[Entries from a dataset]

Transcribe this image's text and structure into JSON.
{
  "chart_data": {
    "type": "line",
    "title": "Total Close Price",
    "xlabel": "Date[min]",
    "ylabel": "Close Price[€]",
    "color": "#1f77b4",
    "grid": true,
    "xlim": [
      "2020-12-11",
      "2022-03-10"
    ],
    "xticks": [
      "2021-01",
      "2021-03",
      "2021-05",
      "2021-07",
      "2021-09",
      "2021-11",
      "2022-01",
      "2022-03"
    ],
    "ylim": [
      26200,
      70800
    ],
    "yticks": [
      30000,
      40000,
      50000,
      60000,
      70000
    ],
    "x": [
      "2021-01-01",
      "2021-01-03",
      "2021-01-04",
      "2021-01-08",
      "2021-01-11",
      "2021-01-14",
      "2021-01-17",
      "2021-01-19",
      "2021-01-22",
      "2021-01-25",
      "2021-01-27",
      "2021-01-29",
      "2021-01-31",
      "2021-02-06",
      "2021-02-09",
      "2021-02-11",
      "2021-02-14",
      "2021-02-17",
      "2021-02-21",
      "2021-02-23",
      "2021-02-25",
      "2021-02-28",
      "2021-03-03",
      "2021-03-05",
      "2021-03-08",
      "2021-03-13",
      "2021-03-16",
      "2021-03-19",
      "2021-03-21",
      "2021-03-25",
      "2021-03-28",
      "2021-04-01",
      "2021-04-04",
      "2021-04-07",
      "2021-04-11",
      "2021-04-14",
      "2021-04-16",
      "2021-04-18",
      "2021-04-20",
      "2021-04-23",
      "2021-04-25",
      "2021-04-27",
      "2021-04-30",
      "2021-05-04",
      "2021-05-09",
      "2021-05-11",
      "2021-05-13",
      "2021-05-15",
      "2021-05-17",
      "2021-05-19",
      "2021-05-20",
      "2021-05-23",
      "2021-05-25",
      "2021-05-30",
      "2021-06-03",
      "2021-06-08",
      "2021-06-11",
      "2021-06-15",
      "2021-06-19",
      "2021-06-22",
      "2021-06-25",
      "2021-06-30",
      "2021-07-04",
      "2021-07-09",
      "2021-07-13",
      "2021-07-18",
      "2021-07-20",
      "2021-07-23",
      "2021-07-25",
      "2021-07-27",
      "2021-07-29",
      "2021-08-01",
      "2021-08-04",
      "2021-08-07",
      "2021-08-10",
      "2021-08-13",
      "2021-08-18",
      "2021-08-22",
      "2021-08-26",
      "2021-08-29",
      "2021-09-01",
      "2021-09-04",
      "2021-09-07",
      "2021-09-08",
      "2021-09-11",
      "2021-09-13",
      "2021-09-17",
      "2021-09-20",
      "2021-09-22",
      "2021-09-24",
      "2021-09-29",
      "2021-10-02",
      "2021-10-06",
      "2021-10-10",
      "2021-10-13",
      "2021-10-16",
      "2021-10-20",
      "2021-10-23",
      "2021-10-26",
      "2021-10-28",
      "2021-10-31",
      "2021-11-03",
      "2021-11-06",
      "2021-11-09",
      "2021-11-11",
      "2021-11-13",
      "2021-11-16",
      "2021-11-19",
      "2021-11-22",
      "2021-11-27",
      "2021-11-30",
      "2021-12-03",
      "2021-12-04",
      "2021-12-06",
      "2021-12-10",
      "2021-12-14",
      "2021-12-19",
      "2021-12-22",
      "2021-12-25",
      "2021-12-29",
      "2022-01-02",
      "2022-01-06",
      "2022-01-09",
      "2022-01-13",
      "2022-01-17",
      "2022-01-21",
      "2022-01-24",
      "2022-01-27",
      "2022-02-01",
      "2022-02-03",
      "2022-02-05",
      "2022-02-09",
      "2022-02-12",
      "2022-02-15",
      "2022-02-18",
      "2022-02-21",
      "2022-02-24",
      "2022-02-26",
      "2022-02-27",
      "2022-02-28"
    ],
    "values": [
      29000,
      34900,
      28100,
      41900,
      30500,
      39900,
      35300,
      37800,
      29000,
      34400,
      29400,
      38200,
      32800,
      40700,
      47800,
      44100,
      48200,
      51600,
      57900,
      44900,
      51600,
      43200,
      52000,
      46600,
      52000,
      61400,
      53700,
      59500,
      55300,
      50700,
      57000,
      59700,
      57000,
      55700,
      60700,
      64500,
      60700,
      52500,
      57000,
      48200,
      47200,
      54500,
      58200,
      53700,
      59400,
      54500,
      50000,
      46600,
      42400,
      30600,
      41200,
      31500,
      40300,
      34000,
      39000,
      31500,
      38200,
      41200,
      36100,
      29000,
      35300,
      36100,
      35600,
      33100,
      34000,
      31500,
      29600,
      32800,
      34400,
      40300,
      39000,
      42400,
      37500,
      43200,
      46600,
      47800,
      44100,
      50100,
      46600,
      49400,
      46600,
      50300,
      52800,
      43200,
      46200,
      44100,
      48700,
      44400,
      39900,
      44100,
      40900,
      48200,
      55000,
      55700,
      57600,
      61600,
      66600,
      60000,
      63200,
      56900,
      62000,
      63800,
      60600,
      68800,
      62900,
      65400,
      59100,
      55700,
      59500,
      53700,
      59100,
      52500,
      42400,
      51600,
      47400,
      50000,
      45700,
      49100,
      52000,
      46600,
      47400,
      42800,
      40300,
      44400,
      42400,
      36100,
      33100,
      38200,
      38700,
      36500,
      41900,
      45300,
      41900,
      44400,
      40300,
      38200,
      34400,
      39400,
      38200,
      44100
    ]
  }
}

Given problem: Across the material above, how many lines include the string "Close"? Only the number is wanted.

Right answer: 2